TASK DESCRIPTION
Report how many lines below contain the word "查看附近的其他的专家给予". Give only the number.
DATA FOR PROCESSING start
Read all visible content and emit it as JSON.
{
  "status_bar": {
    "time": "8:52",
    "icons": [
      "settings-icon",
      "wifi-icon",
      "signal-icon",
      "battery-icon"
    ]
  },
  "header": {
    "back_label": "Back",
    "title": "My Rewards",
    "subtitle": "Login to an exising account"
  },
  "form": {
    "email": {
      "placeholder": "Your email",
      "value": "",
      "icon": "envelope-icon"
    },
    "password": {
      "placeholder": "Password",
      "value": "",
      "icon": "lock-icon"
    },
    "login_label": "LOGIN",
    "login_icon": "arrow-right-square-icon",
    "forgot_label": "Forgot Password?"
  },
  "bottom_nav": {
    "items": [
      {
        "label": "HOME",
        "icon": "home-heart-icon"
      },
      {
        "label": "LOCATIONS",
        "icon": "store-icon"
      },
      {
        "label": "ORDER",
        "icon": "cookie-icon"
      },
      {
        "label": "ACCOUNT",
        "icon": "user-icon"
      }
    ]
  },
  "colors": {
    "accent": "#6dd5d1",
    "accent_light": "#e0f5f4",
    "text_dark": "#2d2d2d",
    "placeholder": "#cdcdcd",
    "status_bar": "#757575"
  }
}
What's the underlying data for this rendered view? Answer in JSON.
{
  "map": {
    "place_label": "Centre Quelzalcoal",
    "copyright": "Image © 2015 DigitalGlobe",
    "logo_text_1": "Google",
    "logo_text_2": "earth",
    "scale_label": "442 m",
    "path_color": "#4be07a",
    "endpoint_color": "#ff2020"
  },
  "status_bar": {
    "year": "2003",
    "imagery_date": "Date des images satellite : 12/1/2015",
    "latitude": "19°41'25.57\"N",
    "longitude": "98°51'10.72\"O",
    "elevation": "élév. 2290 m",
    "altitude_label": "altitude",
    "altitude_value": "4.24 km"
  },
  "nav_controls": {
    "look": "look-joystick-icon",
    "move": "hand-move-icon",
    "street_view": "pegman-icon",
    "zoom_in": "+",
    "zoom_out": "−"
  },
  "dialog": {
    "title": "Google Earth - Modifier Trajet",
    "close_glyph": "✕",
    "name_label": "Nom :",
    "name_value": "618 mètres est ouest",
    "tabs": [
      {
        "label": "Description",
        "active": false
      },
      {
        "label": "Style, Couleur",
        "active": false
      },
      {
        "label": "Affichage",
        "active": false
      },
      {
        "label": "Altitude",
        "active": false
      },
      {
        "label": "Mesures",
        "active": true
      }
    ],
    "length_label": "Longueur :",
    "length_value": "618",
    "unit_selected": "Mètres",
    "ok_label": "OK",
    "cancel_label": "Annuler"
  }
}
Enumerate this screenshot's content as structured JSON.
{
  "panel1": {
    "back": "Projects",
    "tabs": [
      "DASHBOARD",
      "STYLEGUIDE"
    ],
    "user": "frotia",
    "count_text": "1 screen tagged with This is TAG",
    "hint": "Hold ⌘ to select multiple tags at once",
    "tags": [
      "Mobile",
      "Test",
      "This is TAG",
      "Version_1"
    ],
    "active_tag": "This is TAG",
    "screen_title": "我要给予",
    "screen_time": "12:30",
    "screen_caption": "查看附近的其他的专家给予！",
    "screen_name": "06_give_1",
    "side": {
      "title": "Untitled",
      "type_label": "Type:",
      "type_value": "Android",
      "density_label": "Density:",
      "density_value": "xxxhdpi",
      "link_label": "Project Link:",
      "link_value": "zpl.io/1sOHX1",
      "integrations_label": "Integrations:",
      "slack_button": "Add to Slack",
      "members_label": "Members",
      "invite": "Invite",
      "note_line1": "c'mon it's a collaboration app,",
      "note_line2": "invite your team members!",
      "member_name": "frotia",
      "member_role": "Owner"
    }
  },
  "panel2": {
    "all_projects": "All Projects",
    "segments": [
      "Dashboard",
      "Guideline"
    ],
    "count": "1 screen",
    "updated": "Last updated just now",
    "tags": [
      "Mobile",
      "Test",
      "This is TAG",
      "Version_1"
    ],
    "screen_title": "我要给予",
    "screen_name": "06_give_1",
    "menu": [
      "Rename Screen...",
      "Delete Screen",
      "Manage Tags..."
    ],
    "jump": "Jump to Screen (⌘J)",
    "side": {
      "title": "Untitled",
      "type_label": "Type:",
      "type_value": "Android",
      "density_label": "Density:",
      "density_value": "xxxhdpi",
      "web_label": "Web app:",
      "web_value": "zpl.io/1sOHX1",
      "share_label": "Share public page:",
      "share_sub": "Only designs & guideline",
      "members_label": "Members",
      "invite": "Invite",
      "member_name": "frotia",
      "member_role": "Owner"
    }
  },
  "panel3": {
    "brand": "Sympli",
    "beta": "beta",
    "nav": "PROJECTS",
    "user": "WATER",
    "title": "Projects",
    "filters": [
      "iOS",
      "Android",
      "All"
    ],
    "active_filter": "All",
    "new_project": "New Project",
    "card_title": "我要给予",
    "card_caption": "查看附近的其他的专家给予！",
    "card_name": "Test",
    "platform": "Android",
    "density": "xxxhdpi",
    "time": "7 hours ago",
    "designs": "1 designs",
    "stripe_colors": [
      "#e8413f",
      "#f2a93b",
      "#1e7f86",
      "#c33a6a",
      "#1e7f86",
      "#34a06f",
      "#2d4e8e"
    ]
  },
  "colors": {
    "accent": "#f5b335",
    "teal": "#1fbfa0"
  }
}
DATA FOR PROCESSING end
THE OUTPUT
2